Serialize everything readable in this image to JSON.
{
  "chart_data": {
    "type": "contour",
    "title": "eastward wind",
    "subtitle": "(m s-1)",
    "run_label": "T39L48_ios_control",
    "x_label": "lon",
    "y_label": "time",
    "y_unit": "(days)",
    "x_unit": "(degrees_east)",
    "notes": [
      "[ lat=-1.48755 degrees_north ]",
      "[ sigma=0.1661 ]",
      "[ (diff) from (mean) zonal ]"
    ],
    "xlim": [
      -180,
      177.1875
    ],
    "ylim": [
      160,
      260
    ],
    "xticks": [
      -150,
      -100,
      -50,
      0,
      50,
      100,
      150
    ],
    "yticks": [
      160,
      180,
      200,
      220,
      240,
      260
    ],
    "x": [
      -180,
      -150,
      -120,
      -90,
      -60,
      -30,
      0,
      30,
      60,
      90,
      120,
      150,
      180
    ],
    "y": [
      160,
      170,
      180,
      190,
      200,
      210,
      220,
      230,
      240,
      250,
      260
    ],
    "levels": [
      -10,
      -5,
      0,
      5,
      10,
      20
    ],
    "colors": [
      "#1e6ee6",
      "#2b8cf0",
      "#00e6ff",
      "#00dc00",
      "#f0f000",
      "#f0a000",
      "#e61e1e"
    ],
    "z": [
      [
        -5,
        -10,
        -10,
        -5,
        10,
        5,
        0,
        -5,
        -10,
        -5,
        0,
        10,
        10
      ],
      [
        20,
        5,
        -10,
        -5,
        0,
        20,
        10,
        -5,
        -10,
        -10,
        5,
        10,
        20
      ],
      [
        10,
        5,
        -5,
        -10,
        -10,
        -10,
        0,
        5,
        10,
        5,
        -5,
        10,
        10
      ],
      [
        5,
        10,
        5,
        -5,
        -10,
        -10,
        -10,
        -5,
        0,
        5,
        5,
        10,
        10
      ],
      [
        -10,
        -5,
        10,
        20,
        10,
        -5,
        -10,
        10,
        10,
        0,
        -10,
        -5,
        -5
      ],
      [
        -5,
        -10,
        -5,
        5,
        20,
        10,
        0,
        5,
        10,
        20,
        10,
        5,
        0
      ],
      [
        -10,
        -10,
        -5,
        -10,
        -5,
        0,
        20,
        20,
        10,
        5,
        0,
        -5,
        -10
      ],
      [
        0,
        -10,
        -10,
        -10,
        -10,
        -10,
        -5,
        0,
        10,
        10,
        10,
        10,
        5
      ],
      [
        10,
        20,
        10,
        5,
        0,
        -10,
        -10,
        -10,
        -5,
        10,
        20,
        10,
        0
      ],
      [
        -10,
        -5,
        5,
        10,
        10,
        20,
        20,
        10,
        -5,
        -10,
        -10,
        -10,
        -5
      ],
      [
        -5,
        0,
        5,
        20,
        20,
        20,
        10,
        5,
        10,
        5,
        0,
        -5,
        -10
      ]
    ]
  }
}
══════
## Task requirements
Transcribe every line of the data, exactly as it stands.

## Response to this task
Serialize everything readable in this image to JSON.
{
  "chart_data": {
    "type": "contour",
    "title": "eastward wind",
    "subtitle": "(m s-1)",
    "run_label": "T39L48_ios_control",
    "x_label": "lon",
    "y_label": "time",
    "y_unit": "(days)",
    "x_unit": "(degrees_east)",
    "notes": [
      "[ lat=-1.48755 degrees_north ]",
      "[ sigma=0.1661 ]",
      "[ (diff) from (mean) zonal ]"
    ],
    "xlim": [
      -180,
      177.1875
    ],
    "ylim": [
      160,
      260
    ],
    "xticks": [
      -150,
      -100,
      -50,
      0,
      50,
      100,
      150
    ],
    "yticks": [
      160,
      180,
      200,
      220,
      240,
      260
    ],
    "x": [
      -180,
      -150,
      -120,
      -90,
      -60,
      -30,
      0,
      30,
      60,
      90,
      120,
      150,
      180
    ],
    "y": [
      160,
      170,
      180,
      190,
      200,
      210,
      220,
      230,
      240,
      250,
      260
    ],
    "levels": [
      -10,
      -5,
      0,
      5,
      10,
      20
    ],
    "colors": [
      "#1e6ee6",
      "#2b8cf0",
      "#00e6ff",
      "#00dc00",
      "#f0f000",
      "#f0a000",
      "#e61e1e"
    ],
    "z": [
      [
        -5,
        -10,
        -10,
        -5,
        10,
        5,
        0,
        -5,
        -10,
        -5,
        0,
        10,
        10
      ],
      [
        20,
        5,
        -10,
        -5,
        0,
        20,
        10,
        -5,
        -10,
        -10,
        5,
        10,
        20
      ],
      [
        10,
        5,
        -5,
        -10,
        -10,
        -10,
        0,
        5,
        10,
        5,
        -5,
        10,
        10
      ],
      [
        5,
        10,
        5,
        -5,
        -10,
        -10,
        -10,
        -5,
        0,
        5,
        5,
        10,
        10
      ],
      [
        -10,
        -5,
        10,
        20,
        10,
        -5,
        -10,
        10,
        10,
        0,
        -10,
        -5,
        -5
      ],
      [
        -5,
        -10,
        -5,
        5,
        20,
        10,
        0,
        5,
        10,
        20,
        10,
        5,
        0
      ],
      [
        -10,
        -10,
        -5,
        -10,
        -5,
        0,
        20,
        20,
        10,
        5,
        0,
        -5,
        -10
      ],
      [
        0,
        -10,
        -10,
        -10,
        -10,
        -10,
        -5,
        0,
        10,
        10,
        10,
        10,
        5
      ],
      [
        10,
        20,
        10,
        5,
        0,
        -10,
        -10,
        -10,
        -5,
        10,
        20,
        10,
        0
      ],
      [
        -10,
        -5,
        5,
        10,
        10,
        20,
        20,
        10,
        -5,
        -10,
        -10,
        -10,
        -5
      ],
      [
        -5,
        0,
        5,
        20,
        20,
        20,
        10,
        5,
        10,
        5,
        0,
        -5,
        -10
      ]
    ]
  }
}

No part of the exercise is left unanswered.